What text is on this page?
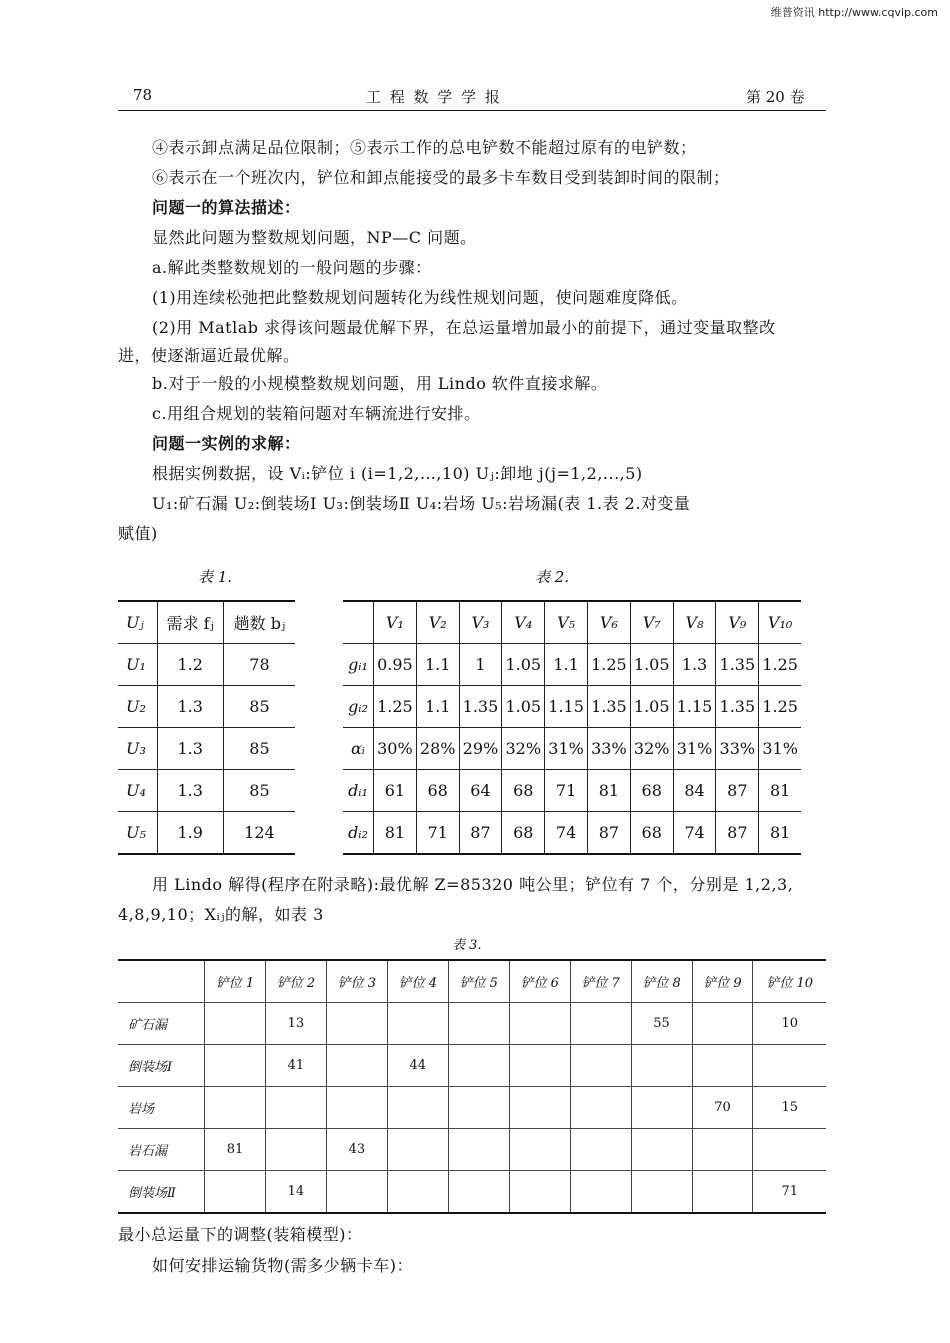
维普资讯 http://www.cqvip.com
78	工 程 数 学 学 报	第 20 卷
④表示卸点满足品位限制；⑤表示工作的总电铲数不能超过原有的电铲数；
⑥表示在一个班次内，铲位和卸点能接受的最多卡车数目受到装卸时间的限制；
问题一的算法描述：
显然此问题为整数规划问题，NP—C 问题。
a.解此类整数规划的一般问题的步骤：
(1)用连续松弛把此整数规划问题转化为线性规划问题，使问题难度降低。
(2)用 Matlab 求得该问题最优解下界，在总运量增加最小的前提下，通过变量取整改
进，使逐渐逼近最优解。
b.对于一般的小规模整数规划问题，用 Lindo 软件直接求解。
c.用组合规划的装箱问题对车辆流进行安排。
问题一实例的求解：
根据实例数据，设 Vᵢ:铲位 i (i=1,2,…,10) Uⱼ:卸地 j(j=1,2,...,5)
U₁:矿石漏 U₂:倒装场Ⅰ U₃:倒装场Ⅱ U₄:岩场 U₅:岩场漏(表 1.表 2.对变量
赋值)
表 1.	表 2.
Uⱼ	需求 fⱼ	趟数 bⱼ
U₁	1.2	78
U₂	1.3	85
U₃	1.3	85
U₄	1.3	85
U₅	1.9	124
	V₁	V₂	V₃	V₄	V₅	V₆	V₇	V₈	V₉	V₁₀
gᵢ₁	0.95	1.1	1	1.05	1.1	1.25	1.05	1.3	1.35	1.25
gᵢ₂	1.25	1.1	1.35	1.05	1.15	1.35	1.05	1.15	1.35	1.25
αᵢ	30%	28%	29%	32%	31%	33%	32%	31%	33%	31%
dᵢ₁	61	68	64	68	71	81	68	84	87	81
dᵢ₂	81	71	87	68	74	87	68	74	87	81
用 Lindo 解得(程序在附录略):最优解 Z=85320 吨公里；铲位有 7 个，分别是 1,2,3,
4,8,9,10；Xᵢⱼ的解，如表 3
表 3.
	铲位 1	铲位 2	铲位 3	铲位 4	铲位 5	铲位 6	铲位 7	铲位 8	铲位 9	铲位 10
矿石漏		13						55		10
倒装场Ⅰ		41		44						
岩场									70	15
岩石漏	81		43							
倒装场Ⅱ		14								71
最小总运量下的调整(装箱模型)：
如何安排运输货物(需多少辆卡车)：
-----
Required task:
Search the records for the word "倒装场Ⅱ" and copy every line where it occurs.

Expected answer:
U₁:矿石漏 U₂:倒装场Ⅰ U₃:倒装场Ⅱ U₄:岩场 U₅:岩场漏(表 1.表 2.对变量
倒装场Ⅱ		14								71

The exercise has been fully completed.